**Source records:**
***
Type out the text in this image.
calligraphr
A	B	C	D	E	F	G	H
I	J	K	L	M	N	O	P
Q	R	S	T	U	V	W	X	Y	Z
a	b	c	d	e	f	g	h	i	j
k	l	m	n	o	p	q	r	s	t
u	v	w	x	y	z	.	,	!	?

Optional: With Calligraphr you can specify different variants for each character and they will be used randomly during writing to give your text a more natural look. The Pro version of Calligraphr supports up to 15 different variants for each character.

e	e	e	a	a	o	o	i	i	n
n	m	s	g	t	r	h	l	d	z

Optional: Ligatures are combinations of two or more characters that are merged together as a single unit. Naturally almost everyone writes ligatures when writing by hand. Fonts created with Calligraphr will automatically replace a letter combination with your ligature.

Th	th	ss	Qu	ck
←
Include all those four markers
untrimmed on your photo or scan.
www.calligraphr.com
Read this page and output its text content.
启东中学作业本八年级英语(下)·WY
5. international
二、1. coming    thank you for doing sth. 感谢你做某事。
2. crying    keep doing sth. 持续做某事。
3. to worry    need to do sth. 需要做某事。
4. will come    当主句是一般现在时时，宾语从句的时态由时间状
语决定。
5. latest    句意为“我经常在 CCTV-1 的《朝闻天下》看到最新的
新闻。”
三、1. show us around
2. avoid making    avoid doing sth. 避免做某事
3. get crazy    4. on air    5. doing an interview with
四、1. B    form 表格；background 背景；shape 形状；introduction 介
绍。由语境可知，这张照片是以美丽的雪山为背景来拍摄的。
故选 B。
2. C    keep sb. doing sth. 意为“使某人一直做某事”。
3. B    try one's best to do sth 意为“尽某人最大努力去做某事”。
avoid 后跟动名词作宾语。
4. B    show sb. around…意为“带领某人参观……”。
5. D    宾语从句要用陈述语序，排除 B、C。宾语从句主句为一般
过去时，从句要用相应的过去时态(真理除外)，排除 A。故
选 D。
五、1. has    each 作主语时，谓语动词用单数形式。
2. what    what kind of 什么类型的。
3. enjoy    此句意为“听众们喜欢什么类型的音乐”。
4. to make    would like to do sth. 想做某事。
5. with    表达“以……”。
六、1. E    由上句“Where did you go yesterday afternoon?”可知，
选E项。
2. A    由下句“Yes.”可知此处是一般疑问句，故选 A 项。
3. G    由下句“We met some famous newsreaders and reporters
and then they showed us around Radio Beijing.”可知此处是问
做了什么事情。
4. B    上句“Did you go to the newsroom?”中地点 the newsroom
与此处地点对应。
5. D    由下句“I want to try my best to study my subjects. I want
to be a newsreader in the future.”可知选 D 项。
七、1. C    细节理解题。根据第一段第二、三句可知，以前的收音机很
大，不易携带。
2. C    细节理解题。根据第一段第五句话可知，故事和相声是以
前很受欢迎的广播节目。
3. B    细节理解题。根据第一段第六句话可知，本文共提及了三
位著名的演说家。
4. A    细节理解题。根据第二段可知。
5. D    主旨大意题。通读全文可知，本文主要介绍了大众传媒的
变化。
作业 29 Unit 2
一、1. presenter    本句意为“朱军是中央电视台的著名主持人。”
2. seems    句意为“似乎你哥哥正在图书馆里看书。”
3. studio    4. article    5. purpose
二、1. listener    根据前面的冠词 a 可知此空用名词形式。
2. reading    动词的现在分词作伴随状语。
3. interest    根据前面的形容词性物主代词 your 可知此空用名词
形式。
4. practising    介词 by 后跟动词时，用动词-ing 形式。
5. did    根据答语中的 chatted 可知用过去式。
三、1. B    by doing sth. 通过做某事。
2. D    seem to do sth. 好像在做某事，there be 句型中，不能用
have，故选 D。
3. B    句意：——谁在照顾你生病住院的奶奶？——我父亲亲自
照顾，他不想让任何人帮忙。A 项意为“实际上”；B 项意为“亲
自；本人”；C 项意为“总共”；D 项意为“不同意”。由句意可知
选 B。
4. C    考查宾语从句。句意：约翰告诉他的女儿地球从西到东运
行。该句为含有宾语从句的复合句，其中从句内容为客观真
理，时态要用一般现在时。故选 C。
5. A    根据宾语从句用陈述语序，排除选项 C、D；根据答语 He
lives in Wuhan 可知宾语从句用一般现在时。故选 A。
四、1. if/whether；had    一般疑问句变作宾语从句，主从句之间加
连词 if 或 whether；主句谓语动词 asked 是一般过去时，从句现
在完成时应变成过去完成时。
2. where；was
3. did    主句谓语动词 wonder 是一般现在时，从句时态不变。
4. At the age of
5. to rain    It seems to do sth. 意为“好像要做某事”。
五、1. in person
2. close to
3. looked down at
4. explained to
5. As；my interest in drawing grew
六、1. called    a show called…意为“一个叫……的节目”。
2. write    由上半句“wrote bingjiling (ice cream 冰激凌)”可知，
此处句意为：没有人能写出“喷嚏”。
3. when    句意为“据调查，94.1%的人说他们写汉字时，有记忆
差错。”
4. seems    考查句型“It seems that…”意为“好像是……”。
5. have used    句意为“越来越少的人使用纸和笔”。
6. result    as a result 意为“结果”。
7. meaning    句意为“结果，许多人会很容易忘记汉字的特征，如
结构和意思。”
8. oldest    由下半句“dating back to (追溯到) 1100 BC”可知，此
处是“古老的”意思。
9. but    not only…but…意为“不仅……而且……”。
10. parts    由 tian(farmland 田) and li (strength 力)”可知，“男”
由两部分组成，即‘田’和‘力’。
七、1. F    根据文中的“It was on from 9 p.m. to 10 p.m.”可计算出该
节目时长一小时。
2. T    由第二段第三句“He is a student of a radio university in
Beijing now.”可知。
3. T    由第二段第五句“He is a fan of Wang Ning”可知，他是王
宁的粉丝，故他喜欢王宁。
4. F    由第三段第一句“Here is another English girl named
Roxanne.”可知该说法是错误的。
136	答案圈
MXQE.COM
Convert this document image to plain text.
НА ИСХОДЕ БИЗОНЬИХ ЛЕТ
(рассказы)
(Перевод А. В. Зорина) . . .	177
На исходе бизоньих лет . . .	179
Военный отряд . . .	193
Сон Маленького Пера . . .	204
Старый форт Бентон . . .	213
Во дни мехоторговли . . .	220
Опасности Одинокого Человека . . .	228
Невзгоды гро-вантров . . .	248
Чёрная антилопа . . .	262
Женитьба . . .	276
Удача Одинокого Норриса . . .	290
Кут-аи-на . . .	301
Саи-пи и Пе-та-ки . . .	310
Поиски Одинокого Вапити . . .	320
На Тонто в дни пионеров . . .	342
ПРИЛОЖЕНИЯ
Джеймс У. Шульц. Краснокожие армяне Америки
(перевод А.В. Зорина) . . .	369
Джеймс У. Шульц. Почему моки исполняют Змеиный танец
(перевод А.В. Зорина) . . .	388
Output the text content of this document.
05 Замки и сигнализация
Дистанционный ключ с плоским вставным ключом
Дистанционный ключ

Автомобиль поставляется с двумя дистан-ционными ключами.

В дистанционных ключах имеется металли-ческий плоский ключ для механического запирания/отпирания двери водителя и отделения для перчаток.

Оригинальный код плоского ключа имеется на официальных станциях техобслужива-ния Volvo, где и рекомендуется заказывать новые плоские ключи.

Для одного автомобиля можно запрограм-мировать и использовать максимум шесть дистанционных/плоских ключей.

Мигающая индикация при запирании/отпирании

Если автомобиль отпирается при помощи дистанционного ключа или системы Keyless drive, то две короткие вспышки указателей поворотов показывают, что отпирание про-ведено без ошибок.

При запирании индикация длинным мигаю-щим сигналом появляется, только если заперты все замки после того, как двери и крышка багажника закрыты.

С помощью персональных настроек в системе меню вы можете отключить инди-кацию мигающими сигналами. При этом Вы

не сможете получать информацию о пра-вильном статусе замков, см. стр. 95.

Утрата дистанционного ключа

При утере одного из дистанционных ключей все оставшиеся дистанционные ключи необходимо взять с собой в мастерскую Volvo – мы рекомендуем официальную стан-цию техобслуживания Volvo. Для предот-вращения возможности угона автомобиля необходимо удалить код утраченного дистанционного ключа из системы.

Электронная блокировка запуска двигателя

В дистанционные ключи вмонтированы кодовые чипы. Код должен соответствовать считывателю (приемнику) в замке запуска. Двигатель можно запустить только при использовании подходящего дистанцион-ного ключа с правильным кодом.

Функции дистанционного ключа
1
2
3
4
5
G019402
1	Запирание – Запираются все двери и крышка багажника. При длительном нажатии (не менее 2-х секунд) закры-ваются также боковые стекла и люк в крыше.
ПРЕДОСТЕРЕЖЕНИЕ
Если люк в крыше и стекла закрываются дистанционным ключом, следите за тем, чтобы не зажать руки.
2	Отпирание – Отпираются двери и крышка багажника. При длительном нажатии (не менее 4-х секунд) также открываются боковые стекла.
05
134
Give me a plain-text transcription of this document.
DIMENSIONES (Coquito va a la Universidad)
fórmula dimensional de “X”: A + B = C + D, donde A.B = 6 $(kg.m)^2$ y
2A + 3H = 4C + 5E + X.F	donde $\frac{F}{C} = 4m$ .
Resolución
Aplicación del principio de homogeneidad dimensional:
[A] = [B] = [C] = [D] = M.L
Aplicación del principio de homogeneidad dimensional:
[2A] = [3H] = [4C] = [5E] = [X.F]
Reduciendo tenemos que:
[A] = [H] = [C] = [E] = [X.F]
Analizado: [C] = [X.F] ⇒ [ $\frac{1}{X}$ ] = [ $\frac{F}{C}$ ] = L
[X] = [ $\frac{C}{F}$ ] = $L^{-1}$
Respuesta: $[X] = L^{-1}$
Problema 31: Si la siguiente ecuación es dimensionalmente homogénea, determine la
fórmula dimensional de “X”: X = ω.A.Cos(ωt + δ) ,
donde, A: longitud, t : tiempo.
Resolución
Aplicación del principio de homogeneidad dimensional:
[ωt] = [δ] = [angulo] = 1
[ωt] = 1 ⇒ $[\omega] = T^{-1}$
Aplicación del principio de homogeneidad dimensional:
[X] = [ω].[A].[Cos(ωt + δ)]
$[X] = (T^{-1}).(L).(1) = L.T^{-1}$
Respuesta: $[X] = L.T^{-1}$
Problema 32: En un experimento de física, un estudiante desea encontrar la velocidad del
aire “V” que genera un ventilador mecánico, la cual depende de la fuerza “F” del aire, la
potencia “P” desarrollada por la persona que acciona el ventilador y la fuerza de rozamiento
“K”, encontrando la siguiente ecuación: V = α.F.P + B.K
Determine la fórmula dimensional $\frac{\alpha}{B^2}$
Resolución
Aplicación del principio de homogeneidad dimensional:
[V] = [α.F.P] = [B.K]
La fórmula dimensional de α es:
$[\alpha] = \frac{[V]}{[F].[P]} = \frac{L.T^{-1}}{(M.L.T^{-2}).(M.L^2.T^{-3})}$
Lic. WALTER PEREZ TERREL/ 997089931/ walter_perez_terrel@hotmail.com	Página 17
***
**PROBLEM:**
Each line in the entries above that includes the string "siguiente" should be extracted.

**SOLUTION FOR THIS PROBLEM:**
Problema 31: Si la siguiente ecuación es dimensionalmente homogénea, determine la
“K”, encontrando la siguiente ecuación: V = α.F.P + B.K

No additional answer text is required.